# GOAL:
Read through the records below and copy each line that uses the word "JSON".

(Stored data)
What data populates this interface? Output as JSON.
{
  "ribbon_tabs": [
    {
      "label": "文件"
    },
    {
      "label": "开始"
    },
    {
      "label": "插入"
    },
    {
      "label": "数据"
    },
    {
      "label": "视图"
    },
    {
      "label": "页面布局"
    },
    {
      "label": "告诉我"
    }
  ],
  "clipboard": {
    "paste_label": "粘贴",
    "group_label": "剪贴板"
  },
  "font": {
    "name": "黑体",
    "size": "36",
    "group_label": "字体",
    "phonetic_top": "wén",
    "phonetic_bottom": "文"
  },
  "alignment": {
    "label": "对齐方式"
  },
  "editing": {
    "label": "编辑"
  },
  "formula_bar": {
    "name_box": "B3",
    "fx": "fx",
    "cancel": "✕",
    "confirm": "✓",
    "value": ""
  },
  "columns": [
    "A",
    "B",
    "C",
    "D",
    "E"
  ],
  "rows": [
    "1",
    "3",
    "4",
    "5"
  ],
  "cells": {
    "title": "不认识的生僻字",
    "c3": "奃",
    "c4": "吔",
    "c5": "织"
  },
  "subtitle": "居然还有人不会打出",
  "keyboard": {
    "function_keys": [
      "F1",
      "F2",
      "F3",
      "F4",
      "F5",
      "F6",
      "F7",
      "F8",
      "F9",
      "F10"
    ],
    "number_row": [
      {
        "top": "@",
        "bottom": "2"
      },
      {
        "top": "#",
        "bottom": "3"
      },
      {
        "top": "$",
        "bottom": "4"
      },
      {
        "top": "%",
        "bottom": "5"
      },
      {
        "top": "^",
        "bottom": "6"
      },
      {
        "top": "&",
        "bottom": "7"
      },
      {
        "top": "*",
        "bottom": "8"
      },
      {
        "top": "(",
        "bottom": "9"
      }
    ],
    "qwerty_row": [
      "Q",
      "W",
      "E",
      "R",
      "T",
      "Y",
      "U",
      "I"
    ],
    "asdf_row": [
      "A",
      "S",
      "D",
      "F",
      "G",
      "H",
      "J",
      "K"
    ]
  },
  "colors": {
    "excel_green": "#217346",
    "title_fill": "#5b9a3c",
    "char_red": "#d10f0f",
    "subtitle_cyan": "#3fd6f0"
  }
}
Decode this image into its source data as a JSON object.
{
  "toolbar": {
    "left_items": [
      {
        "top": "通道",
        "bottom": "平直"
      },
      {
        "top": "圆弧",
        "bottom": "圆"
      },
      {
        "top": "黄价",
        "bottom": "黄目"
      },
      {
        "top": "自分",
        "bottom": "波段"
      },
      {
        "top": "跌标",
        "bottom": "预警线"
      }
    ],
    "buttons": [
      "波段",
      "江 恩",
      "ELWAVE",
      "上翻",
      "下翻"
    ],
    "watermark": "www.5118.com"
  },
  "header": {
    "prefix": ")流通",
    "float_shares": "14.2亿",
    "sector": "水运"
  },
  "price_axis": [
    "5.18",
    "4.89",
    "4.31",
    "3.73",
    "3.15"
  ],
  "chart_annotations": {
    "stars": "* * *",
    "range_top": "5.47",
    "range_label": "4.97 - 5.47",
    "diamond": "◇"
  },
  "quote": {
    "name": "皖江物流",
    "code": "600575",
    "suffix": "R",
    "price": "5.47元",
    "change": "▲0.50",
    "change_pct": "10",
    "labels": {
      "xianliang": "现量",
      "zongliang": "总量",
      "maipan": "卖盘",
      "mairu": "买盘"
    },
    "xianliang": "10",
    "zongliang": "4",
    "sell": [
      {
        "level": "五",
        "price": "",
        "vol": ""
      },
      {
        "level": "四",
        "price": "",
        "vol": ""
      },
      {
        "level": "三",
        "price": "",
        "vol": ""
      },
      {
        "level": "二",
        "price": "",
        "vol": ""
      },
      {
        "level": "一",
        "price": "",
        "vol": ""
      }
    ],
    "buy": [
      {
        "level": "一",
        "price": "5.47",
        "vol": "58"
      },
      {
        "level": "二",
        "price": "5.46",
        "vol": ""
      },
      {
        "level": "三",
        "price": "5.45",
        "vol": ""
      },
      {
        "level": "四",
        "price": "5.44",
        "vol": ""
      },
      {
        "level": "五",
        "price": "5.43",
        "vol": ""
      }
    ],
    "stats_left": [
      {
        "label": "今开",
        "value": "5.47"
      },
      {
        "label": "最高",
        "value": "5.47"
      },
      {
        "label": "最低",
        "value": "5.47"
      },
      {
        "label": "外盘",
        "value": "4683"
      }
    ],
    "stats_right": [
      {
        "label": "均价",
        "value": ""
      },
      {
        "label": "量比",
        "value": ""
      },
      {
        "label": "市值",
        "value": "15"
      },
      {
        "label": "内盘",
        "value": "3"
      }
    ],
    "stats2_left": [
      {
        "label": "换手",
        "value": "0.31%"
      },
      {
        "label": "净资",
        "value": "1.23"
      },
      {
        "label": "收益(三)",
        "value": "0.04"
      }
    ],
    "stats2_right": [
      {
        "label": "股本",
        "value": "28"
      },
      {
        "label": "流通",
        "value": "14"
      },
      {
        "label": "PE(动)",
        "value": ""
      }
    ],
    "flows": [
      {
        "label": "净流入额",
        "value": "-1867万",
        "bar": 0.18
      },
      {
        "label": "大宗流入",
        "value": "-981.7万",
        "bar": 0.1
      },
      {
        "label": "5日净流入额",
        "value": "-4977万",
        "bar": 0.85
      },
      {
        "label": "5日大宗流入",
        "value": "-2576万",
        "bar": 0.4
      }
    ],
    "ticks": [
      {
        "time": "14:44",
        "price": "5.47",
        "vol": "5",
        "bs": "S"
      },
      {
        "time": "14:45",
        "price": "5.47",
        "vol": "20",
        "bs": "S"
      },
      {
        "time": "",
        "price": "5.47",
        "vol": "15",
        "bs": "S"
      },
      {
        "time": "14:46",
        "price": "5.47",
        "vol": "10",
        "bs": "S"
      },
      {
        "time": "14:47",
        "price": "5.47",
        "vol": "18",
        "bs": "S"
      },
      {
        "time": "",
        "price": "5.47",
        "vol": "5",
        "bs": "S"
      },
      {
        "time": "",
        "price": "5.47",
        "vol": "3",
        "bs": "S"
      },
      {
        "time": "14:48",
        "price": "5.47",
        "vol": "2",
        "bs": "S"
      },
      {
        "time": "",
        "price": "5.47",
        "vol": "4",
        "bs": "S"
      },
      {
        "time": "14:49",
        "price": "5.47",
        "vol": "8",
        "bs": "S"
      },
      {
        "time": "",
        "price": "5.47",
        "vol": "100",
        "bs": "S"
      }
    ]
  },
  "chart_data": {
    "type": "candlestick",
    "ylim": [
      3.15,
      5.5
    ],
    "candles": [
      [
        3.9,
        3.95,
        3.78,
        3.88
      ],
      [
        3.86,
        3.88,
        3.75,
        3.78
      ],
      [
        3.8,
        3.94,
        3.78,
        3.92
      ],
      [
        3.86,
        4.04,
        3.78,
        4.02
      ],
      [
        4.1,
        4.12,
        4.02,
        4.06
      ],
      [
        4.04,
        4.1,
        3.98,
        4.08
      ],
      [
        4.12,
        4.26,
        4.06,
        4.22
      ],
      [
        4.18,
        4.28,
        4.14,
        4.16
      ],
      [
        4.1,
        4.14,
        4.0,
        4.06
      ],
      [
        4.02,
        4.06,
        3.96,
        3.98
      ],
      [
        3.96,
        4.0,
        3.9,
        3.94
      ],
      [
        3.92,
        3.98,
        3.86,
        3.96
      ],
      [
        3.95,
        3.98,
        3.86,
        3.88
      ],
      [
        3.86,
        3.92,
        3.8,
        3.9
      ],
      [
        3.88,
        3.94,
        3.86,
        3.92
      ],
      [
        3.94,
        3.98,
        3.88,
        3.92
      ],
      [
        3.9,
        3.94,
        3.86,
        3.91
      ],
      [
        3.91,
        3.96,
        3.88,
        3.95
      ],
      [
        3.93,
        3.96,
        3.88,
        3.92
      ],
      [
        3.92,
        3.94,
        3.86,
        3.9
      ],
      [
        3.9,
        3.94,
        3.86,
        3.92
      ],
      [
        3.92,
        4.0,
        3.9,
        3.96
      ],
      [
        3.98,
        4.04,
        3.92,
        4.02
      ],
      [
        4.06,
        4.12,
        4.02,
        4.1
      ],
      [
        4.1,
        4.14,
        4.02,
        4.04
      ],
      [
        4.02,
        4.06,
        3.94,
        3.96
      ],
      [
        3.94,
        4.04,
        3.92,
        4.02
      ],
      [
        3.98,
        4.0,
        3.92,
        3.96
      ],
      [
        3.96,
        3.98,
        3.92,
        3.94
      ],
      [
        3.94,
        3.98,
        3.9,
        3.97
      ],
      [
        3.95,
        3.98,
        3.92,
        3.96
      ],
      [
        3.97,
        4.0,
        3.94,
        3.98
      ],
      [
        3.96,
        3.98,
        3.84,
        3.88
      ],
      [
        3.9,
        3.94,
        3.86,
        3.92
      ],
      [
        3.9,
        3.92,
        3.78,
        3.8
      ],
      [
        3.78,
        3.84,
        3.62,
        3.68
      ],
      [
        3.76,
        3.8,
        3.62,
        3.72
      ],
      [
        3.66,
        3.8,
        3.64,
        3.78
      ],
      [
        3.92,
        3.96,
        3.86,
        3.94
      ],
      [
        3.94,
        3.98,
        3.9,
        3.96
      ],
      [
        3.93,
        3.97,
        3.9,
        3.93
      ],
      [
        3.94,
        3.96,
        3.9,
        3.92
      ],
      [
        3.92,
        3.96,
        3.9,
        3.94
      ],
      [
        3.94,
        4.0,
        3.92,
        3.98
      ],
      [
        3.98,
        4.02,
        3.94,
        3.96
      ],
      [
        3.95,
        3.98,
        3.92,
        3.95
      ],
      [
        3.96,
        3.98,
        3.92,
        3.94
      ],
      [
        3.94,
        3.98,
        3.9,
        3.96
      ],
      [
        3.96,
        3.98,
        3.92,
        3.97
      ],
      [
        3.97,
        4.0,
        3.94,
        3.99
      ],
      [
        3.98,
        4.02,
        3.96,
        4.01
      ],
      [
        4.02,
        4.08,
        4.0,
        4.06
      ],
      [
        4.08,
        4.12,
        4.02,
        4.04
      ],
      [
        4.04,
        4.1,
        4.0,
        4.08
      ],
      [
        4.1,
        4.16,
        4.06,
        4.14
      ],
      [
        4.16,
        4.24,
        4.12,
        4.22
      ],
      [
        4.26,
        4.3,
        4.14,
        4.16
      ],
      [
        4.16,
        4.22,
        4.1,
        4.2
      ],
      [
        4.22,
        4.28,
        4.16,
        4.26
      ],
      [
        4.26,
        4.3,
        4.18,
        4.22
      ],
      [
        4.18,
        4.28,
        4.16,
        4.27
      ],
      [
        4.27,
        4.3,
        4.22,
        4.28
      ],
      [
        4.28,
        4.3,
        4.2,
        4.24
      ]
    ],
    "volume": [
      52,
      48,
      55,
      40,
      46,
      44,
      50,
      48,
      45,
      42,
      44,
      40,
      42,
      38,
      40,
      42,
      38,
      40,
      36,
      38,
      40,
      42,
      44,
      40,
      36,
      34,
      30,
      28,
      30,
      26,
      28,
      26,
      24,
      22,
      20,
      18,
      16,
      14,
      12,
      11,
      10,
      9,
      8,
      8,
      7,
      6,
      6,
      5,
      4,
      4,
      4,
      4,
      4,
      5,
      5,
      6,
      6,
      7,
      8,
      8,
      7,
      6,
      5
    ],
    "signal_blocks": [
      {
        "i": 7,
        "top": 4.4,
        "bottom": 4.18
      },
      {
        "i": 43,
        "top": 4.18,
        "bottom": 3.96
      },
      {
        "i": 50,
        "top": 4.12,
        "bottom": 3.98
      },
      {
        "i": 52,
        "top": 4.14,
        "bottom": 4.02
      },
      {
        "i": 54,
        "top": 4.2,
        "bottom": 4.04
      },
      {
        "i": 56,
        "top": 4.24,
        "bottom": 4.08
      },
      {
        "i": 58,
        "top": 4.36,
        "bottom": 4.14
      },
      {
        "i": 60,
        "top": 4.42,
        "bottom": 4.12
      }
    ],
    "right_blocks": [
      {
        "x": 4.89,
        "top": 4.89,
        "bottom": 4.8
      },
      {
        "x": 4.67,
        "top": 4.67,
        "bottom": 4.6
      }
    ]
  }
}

# REPLY:
What data populates this interface? Output as JSON.
Decode this image into its source data as a JSON object.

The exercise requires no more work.